• [DATASET CONTENT]

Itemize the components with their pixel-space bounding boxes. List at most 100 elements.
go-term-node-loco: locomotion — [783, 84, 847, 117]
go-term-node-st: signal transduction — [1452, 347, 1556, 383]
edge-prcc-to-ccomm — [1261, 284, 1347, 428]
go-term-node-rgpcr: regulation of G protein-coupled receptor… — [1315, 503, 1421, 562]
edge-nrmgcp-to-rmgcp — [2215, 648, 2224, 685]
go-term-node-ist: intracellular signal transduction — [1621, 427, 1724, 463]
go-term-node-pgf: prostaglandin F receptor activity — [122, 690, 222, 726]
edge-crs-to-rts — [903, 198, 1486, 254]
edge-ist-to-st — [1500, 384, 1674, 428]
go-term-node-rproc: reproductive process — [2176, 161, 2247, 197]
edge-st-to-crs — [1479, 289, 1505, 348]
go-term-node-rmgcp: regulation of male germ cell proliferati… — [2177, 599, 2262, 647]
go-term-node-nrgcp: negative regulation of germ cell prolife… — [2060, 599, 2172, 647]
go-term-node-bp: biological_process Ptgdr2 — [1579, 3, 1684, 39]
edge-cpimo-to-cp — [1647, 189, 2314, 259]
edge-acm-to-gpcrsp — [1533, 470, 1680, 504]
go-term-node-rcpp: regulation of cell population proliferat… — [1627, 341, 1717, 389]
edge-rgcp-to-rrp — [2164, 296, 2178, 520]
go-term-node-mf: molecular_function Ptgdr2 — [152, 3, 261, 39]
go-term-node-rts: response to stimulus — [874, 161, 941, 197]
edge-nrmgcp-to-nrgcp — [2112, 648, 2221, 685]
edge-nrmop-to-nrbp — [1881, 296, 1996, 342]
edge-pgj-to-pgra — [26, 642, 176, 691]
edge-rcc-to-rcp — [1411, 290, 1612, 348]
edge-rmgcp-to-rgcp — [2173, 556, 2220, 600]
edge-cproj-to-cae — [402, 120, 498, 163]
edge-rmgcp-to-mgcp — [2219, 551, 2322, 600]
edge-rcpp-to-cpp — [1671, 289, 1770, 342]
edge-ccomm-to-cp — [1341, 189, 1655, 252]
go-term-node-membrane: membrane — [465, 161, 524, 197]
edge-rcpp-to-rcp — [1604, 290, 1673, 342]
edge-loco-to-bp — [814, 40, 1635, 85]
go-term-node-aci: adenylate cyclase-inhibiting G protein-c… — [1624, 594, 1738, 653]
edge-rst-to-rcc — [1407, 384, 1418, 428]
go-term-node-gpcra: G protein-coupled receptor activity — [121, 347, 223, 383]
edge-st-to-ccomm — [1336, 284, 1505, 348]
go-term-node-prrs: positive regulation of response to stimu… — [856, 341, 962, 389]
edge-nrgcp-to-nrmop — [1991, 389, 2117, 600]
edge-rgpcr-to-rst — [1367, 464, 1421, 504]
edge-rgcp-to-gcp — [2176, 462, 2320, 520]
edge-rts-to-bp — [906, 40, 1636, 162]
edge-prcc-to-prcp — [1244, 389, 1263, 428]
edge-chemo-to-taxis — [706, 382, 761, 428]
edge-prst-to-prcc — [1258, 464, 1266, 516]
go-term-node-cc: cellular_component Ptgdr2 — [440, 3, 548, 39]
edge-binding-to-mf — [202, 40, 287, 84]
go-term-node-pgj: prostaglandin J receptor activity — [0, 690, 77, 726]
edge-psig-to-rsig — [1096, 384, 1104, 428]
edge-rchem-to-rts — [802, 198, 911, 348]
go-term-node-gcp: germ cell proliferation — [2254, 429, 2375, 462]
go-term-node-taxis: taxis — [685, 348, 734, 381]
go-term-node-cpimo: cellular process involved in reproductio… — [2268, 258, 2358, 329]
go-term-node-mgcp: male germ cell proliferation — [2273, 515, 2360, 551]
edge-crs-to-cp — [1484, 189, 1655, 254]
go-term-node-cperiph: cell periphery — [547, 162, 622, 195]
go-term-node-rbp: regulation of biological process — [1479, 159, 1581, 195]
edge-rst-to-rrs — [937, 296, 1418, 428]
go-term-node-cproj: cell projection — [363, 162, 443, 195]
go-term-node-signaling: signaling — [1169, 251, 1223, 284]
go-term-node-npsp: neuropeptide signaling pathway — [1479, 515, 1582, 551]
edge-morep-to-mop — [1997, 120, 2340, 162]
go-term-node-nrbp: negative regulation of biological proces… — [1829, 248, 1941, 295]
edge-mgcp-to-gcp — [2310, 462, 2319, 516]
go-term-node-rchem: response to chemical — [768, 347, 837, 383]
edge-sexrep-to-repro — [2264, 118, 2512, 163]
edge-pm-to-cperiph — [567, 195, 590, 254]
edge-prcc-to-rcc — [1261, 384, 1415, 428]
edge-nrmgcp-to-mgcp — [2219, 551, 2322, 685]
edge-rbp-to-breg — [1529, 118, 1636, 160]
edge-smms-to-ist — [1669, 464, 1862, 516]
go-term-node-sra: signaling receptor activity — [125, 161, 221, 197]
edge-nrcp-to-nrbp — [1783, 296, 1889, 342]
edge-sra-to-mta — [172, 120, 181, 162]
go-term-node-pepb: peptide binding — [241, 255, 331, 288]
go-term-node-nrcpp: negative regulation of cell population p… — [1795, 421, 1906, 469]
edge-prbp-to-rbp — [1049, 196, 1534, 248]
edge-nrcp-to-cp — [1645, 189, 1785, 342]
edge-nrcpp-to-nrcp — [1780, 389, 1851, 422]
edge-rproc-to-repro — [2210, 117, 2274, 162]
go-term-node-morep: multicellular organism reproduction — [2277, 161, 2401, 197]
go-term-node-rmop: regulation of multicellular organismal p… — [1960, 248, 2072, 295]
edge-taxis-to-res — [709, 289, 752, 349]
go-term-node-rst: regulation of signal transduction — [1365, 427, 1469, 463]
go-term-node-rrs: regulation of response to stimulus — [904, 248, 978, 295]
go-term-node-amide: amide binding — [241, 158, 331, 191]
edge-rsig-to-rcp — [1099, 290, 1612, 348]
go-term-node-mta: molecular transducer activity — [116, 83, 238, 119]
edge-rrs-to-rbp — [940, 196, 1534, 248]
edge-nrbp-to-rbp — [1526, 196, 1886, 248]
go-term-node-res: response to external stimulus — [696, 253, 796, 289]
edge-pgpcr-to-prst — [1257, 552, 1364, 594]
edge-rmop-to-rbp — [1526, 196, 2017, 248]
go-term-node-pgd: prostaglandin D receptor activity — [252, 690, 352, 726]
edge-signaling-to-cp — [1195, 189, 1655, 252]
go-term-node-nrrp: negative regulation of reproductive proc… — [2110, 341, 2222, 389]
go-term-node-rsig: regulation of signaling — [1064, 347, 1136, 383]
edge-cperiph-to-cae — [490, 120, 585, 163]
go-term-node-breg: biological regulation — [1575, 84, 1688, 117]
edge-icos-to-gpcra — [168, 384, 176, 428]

• [PROBLEM STATEMENT]
Copy the data once more. Leave nothing out.

• [ANSWER TO THE EXERCISE]
Itemize the components with their pixel-space bounding boxes. List at most 100 elements.
go-term-node-loco: locomotion — [783, 84, 847, 117]
go-term-node-st: signal transduction — [1452, 347, 1556, 383]
edge-prcc-to-ccomm — [1261, 284, 1347, 428]
go-term-node-rgpcr: regulation of G protein-coupled receptor… — [1315, 503, 1421, 562]
edge-nrmgcp-to-rmgcp — [2215, 648, 2224, 685]
go-term-node-ist: intracellular signal transduction — [1621, 427, 1724, 463]
go-term-node-pgf: prostaglandin F receptor activity — [122, 690, 222, 726]
edge-crs-to-rts — [903, 198, 1486, 254]
edge-ist-to-st — [1500, 384, 1674, 428]
go-term-node-rproc: reproductive process — [2176, 161, 2247, 197]
edge-st-to-crs — [1479, 289, 1505, 348]
go-term-node-rmgcp: regulation of male germ cell proliferati… — [2177, 599, 2262, 647]
go-term-node-nrgcp: negative regulation of germ cell prolife… — [2060, 599, 2172, 647]
go-term-node-bp: biological_process Ptgdr2 — [1579, 3, 1684, 39]
edge-cpimo-to-cp — [1647, 189, 2314, 259]
edge-acm-to-gpcrsp — [1533, 470, 1680, 504]
go-term-node-rcpp: regulation of cell population proliferat… — [1627, 341, 1717, 389]
edge-rgcp-to-rrp — [2164, 296, 2178, 520]
go-term-node-mf: molecular_function Ptgdr2 — [152, 3, 261, 39]
go-term-node-rts: response to stimulus — [874, 161, 941, 197]
edge-nrmgcp-to-nrgcp — [2112, 648, 2221, 685]
edge-nrmop-to-nrbp — [1881, 296, 1996, 342]
edge-pgj-to-pgra — [26, 642, 176, 691]
edge-rcc-to-rcp — [1411, 290, 1612, 348]
edge-rmgcp-to-rgcp — [2173, 556, 2220, 600]
edge-cproj-to-cae — [402, 120, 498, 163]
edge-rmgcp-to-mgcp — [2219, 551, 2322, 600]
edge-rcpp-to-cpp — [1671, 289, 1770, 342]
edge-ccomm-to-cp — [1341, 189, 1655, 252]
go-term-node-membrane: membrane — [465, 161, 524, 197]
edge-rcpp-to-rcp — [1604, 290, 1673, 342]
edge-loco-to-bp — [814, 40, 1635, 85]
go-term-node-aci: adenylate cyclase-inhibiting G protein-c… — [1624, 594, 1738, 653]
edge-rst-to-rcc — [1407, 384, 1418, 428]
go-term-node-gpcra: G protein-coupled receptor activity — [121, 347, 223, 383]
edge-st-to-ccomm — [1336, 284, 1505, 348]
go-term-node-prrs: positive regulation of response to stimu… — [856, 341, 962, 389]
edge-nrgcp-to-nrmop — [1991, 389, 2117, 600]
edge-rgpcr-to-rst — [1367, 464, 1421, 504]
edge-rgcp-to-gcp — [2176, 462, 2320, 520]
edge-rts-to-bp — [906, 40, 1636, 162]
edge-prcc-to-prcp — [1244, 389, 1263, 428]
edge-chemo-to-taxis — [706, 382, 761, 428]
edge-prst-to-prcc — [1258, 464, 1266, 516]
go-term-node-cc: cellular_component Ptgdr2 — [440, 3, 548, 39]
edge-binding-to-mf — [202, 40, 287, 84]
go-term-node-pgj: prostaglandin J receptor activity — [0, 690, 77, 726]
edge-psig-to-rsig — [1096, 384, 1104, 428]
edge-rchem-to-rts — [802, 198, 911, 348]
go-term-node-gcp: germ cell proliferation — [2254, 429, 2375, 462]
go-term-node-taxis: taxis — [685, 348, 734, 381]
go-term-node-cpimo: cellular process involved in reproductio… — [2268, 258, 2358, 329]
go-term-node-mgcp: male germ cell proliferation — [2273, 515, 2360, 551]
edge-crs-to-cp — [1484, 189, 1655, 254]
go-term-node-cperiph: cell periphery — [547, 162, 622, 195]
go-term-node-rbp: regulation of biological process — [1479, 159, 1581, 195]
edge-rst-to-rrs — [937, 296, 1418, 428]
go-term-node-cproj: cell projection — [363, 162, 443, 195]
go-term-node-signaling: signaling — [1169, 251, 1223, 284]
go-term-node-npsp: neuropeptide signaling pathway — [1479, 515, 1582, 551]
edge-morep-to-mop — [1997, 120, 2340, 162]
go-term-node-nrbp: negative regulation of biological proces… — [1829, 248, 1941, 295]
edge-mgcp-to-gcp — [2310, 462, 2319, 516]
go-term-node-rchem: response to chemical — [768, 347, 837, 383]
edge-sexrep-to-repro — [2264, 118, 2512, 163]
edge-pm-to-cperiph — [567, 195, 590, 254]
edge-prcc-to-rcc — [1261, 384, 1415, 428]
edge-nrmgcp-to-mgcp — [2219, 551, 2322, 685]
edge-rbp-to-breg — [1529, 118, 1636, 160]
edge-smms-to-ist — [1669, 464, 1862, 516]
go-term-node-sra: signaling receptor activity — [125, 161, 221, 197]
edge-nrcp-to-nrbp — [1783, 296, 1889, 342]
edge-sra-to-mta — [172, 120, 181, 162]
go-term-node-pepb: peptide binding — [241, 255, 331, 288]
go-term-node-nrcpp: negative regulation of cell population p… — [1795, 421, 1906, 469]
edge-prbp-to-rbp — [1049, 196, 1534, 248]
edge-nrcp-to-cp — [1645, 189, 1785, 342]
edge-nrcpp-to-nrcp — [1780, 389, 1851, 422]
edge-rproc-to-repro — [2210, 117, 2274, 162]
go-term-node-morep: multicellular organism reproduction — [2277, 161, 2401, 197]
go-term-node-rmop: regulation of multicellular organismal p… — [1960, 248, 2072, 295]
edge-taxis-to-res — [709, 289, 752, 349]
go-term-node-rst: regulation of signal transduction — [1365, 427, 1469, 463]
go-term-node-rrs: regulation of response to stimulus — [904, 248, 978, 295]
go-term-node-amide: amide binding — [241, 158, 331, 191]
edge-rsig-to-rcp — [1099, 290, 1612, 348]
go-term-node-mta: molecular transducer activity — [116, 83, 238, 119]
edge-rrs-to-rbp — [940, 196, 1534, 248]
edge-nrbp-to-rbp — [1526, 196, 1886, 248]
go-term-node-res: response to external stimulus — [696, 253, 796, 289]
edge-pgpcr-to-prst — [1257, 552, 1364, 594]
edge-rmop-to-rbp — [1526, 196, 2017, 248]
go-term-node-pgd: prostaglandin D receptor activity — [252, 690, 352, 726]
edge-signaling-to-cp — [1195, 189, 1655, 252]
go-term-node-nrrp: negative regulation of reproductive proc… — [2110, 341, 2222, 389]
go-term-node-rsig: regulation of signaling — [1064, 347, 1136, 383]
edge-cperiph-to-cae — [490, 120, 585, 163]
go-term-node-breg: biological regulation — [1575, 84, 1688, 117]
edge-icos-to-gpcra — [168, 384, 176, 428]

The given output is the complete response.